Keep the pictures out and restate every record exactly.
— start of Supplied records —
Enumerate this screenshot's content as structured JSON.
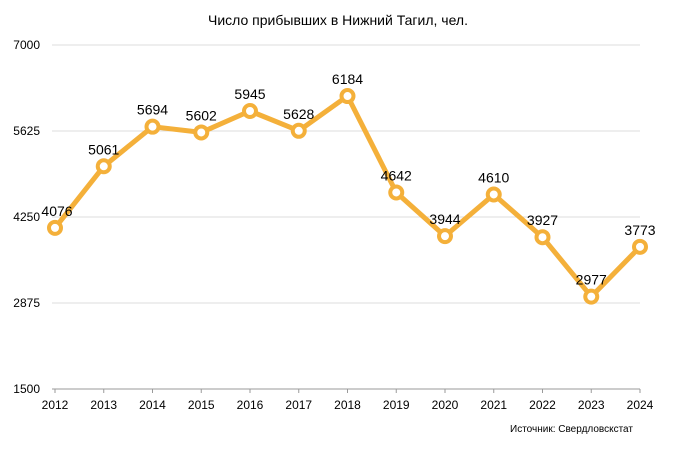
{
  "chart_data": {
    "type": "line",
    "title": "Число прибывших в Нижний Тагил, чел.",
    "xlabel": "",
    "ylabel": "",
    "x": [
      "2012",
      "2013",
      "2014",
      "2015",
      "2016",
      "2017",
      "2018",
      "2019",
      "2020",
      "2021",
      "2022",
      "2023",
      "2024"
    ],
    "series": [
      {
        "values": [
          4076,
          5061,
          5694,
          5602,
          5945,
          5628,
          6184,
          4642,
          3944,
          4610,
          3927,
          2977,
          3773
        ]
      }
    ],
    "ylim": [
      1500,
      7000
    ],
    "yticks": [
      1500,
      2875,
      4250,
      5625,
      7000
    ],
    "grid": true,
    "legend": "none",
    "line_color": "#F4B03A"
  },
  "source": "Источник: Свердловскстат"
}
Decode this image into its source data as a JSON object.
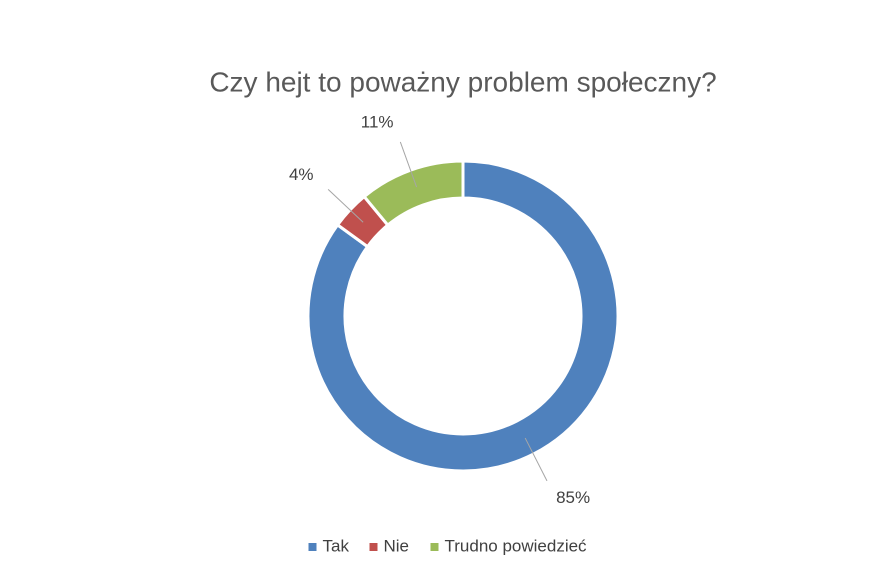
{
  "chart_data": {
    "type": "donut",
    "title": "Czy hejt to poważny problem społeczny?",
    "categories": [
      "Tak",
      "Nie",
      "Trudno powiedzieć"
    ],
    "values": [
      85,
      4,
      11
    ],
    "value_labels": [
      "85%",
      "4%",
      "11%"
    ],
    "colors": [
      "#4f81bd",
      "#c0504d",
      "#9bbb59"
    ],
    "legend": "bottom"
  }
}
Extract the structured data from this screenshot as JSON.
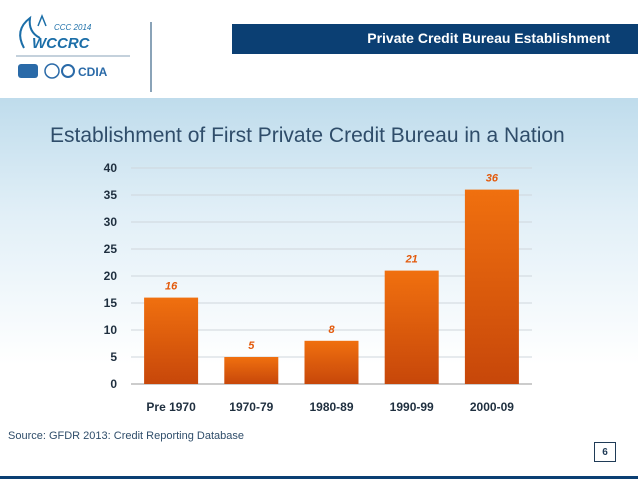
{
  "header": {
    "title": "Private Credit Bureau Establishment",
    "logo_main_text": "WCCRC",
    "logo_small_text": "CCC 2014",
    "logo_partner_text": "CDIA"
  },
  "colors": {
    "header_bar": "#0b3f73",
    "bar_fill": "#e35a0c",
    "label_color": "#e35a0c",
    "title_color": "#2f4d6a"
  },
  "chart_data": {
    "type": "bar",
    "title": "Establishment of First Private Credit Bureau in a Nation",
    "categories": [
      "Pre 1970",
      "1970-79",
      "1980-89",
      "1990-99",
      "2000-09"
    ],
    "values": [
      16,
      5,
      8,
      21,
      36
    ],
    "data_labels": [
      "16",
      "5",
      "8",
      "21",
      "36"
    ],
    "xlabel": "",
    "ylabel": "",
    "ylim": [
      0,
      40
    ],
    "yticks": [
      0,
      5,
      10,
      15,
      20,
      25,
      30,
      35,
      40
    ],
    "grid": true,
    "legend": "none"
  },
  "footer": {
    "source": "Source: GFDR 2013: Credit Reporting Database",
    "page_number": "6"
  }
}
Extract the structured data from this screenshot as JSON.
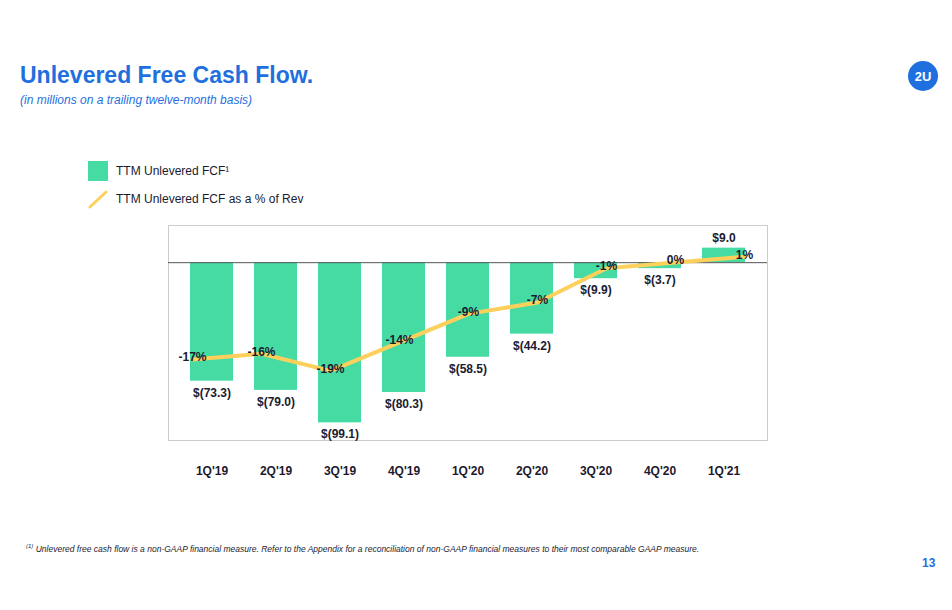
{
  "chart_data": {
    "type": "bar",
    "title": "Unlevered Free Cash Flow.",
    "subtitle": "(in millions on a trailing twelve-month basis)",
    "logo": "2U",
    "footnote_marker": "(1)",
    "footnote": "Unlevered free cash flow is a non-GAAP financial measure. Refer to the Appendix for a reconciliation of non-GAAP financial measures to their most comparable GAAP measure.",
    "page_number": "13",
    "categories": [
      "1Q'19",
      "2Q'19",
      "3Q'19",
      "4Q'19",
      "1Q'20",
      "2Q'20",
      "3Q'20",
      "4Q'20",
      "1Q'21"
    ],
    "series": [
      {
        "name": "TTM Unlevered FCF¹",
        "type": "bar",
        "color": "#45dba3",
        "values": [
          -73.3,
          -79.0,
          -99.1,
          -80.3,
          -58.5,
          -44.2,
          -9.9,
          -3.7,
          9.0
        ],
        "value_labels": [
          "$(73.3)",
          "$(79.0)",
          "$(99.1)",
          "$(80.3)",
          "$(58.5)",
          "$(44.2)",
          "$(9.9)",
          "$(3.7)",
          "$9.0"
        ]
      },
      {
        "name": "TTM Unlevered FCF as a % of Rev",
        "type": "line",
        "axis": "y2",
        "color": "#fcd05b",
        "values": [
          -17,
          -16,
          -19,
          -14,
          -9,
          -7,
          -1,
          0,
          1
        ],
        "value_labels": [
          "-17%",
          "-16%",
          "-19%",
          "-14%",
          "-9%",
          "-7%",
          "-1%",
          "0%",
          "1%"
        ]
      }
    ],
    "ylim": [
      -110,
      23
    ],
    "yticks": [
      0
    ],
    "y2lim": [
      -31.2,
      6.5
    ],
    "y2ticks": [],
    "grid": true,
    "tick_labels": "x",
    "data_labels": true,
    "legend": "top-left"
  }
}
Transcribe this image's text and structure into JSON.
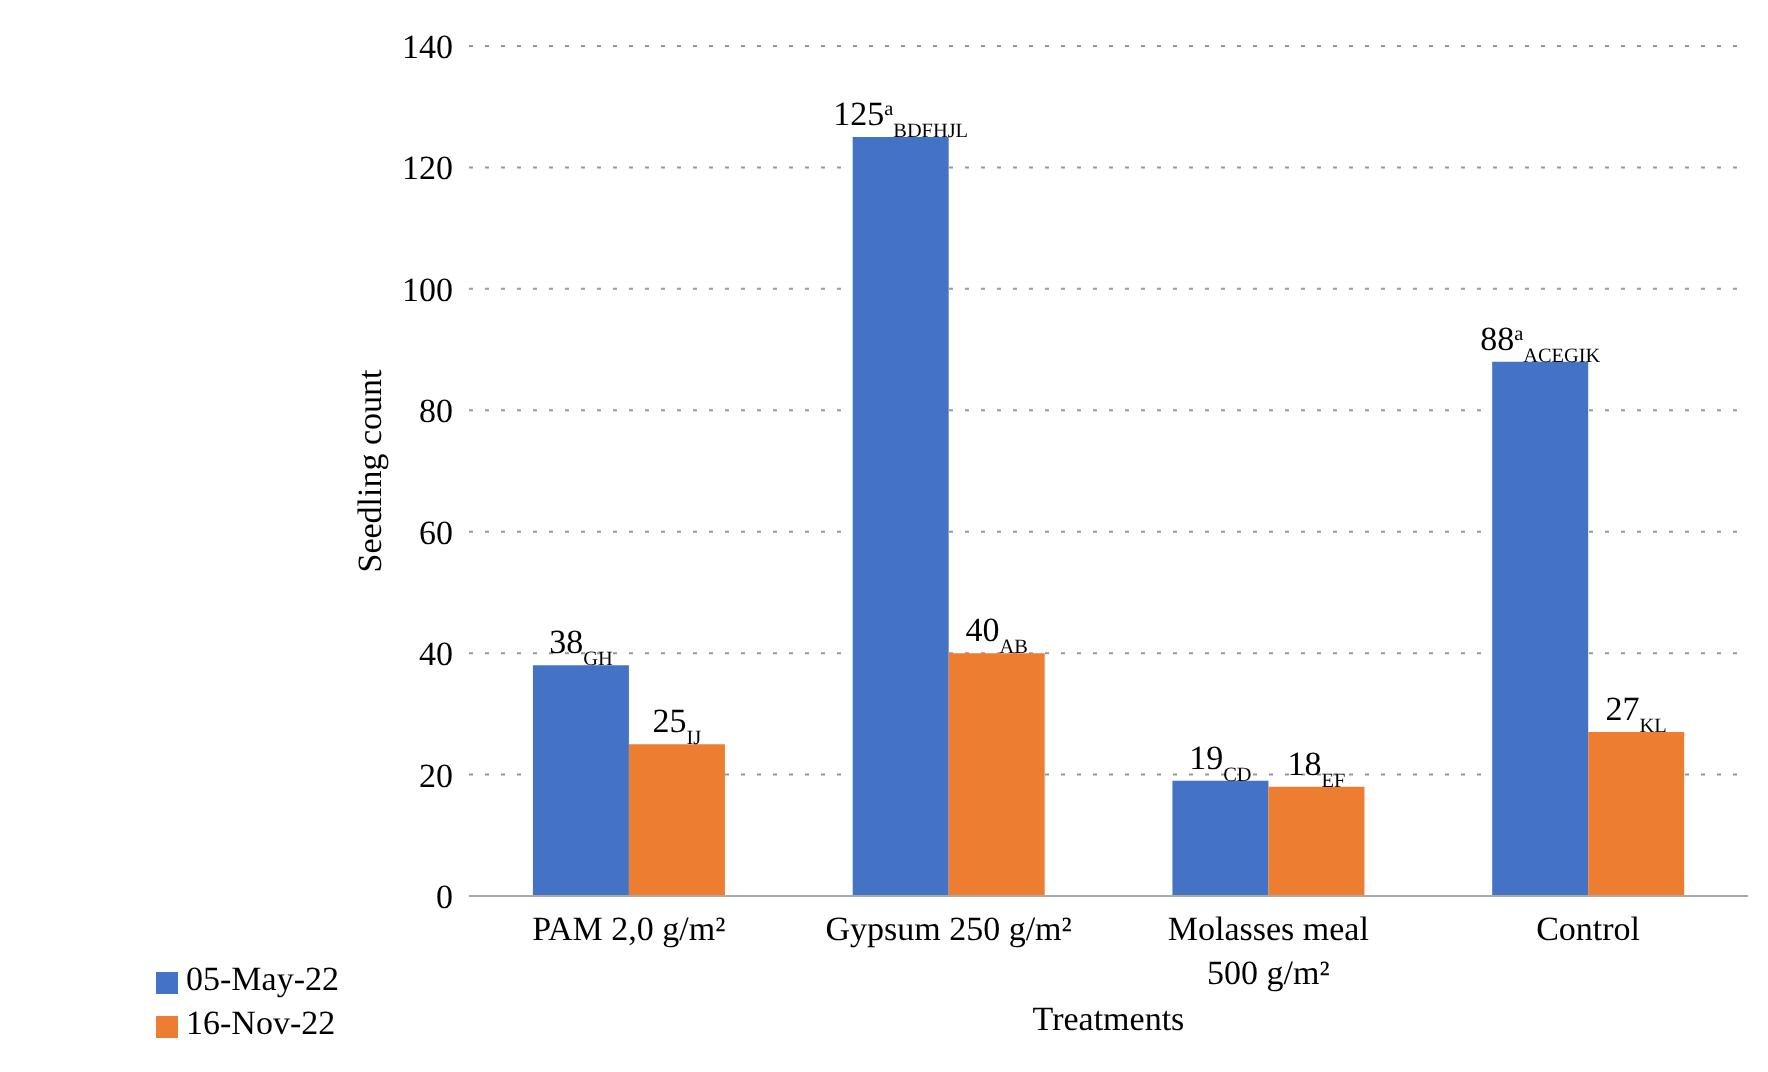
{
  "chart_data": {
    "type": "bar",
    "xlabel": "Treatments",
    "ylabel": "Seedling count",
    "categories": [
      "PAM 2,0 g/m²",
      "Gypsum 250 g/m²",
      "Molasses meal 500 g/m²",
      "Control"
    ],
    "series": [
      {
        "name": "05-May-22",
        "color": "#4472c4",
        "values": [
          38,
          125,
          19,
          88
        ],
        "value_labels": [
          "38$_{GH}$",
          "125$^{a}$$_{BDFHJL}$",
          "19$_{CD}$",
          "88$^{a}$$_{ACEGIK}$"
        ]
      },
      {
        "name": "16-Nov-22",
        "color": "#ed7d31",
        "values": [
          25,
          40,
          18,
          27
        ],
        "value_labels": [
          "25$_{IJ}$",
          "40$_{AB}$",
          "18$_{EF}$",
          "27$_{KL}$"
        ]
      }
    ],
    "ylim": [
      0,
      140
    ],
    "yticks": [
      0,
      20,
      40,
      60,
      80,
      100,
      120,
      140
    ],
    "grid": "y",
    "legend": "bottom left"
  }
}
— end of Supplied records —
● Answer to the exercise
Enumerate this screenshot's content as structured JSON.
{
  "chart_data": {
    "type": "line",
    "title": "Число прибывших в Нижний Тагил, чел.",
    "xlabel": "",
    "ylabel": "",
    "x": [
      "2012",
      "2013",
      "2014",
      "2015",
      "2016",
      "2017",
      "2018",
      "2019",
      "2020",
      "2021",
      "2022",
      "2023",
      "2024"
    ],
    "series": [
      {
        "values": [
          4076,
          5061,
          5694,
          5602,
          5945,
          5628,
          6184,
          4642,
          3944,
          4610,
          3927,
          2977,
          3773
        ]
      }
    ],
    "ylim": [
      1500,
      7000
    ],
    "yticks": [
      1500,
      2875,
      4250,
      5625,
      7000
    ],
    "grid": true,
    "legend": "none",
    "line_color": "#F4B03A"
  },
  "source": "Источник: Свердловскстат"
}
Decode this image into its source data as a JSON object.
{
  "chart_data": {
    "type": "donut",
    "title": "Czy hejt to poważny problem społeczny?",
    "categories": [
      "Tak",
      "Nie",
      "Trudno powiedzieć"
    ],
    "values": [
      85,
      4,
      11
    ],
    "value_labels": [
      "85%",
      "4%",
      "11%"
    ],
    "colors": [
      "#4f81bd",
      "#c0504d",
      "#9bbb59"
    ],
    "legend": "bottom"
  }
}
Extract the structured data from this screenshot as JSON.
{
  "header": {
    "title": "Private Credit Bureau Establishment",
    "logo_main_text": "WCCRC",
    "logo_small_text": "CCC 2014",
    "logo_partner_text": "CDIA"
  },
  "colors": {
    "header_bar": "#0b3f73",
    "bar_fill": "#e35a0c",
    "label_color": "#e35a0c",
    "title_color": "#2f4d6a"
  },
  "chart_data": {
    "type": "bar",
    "title": "Establishment of First Private Credit Bureau in a Nation",
    "categories": [
      "Pre 1970",
      "1970-79",
      "1980-89",
      "1990-99",
      "2000-09"
    ],
    "values": [
      16,
      5,
      8,
      21,
      36
    ],
    "data_labels": [
      "16",
      "5",
      "8",
      "21",
      "36"
    ],
    "xlabel": "",
    "ylabel": "",
    "ylim": [
      0,
      40
    ],
    "yticks": [
      0,
      5,
      10,
      15,
      20,
      25,
      30,
      35,
      40
    ],
    "grid": true,
    "legend": "none"
  },
  "footer": {
    "source": "Source: GFDR 2013: Credit Reporting Database",
    "page_number": "6"
  }
}
Extract the structured data from this screenshot as JSON.
{
  "chart_data": {
    "type": "bar",
    "title": "Unlevered Free Cash Flow.",
    "subtitle": "(in millions on a trailing twelve-month basis)",
    "logo": "2U",
    "footnote_marker": "(1)",
    "footnote": "Unlevered free cash flow is a non-GAAP financial measure. Refer to the Appendix for a reconciliation of non-GAAP financial measures to their most comparable GAAP measure.",
    "page_number": "13",
    "categories": [
      "1Q'19",
      "2Q'19",
      "3Q'19",
      "4Q'19",
      "1Q'20",
      "2Q'20",
      "3Q'20",
      "4Q'20",
      "1Q'21"
    ],
    "series": [
      {
        "name": "TTM Unlevered FCF¹",
        "type": "bar",
        "color": "#45dba3",
        "values": [
          -73.3,
          -79.0,
          -99.1,
          -80.3,
          -58.5,
          -44.2,
          -9.9,
          -3.7,
          9.0
        ],
        "value_labels": [
          "$(73.3)",
          "$(79.0)",
          "$(99.1)",
          "$(80.3)",
          "$(58.5)",
          "$(44.2)",
          "$(9.9)",
          "$(3.7)",
          "$9.0"
        ]
      },
      {
        "name": "TTM Unlevered FCF as a % of Rev",
        "type": "line",
        "axis": "y2",
        "color": "#fcd05b",
        "values": [
          -17,
          -16,
          -19,
          -14,
          -9,
          -7,
          -1,
          0,
          1
        ],
        "value_labels": [
          "-17%",
          "-16%",
          "-19%",
          "-14%",
          "-9%",
          "-7%",
          "-1%",
          "0%",
          "1%"
        ]
      }
    ],
    "ylim": [
      -110,
      23
    ],
    "yticks": [
      0
    ],
    "y2lim": [
      -31.2,
      6.5
    ],
    "y2ticks": [],
    "grid": true,
    "tick_labels": "x",
    "data_labels": true,
    "legend": "top-left"
  }
}
Transcribe this image's text and structure into JSON.
{
  "chart_data": {
    "type": "bar",
    "xlabel": "Treatments",
    "ylabel": "Seedling count",
    "categories": [
      "PAM 2,0 g/m²",
      "Gypsum 250 g/m²",
      "Molasses meal 500 g/m²",
      "Control"
    ],
    "series": [
      {
        "name": "05-May-22",
        "color": "#4472c4",
        "values": [
          38,
          125,
          19,
          88
        ],
        "value_labels": [
          "38$_{GH}$",
          "125$^{a}$$_{BDFHJL}$",
          "19$_{CD}$",
          "88$^{a}$$_{ACEGIK}$"
        ]
      },
      {
        "name": "16-Nov-22",
        "color": "#ed7d31",
        "values": [
          25,
          40,
          18,
          27
        ],
        "value_labels": [
          "25$_{IJ}$",
          "40$_{AB}$",
          "18$_{EF}$",
          "27$_{KL}$"
        ]
      }
    ],
    "ylim": [
      0,
      140
    ],
    "yticks": [
      0,
      20,
      40,
      60,
      80,
      100,
      120,
      140
    ],
    "grid": "y",
    "legend": "bottom left"
  }
}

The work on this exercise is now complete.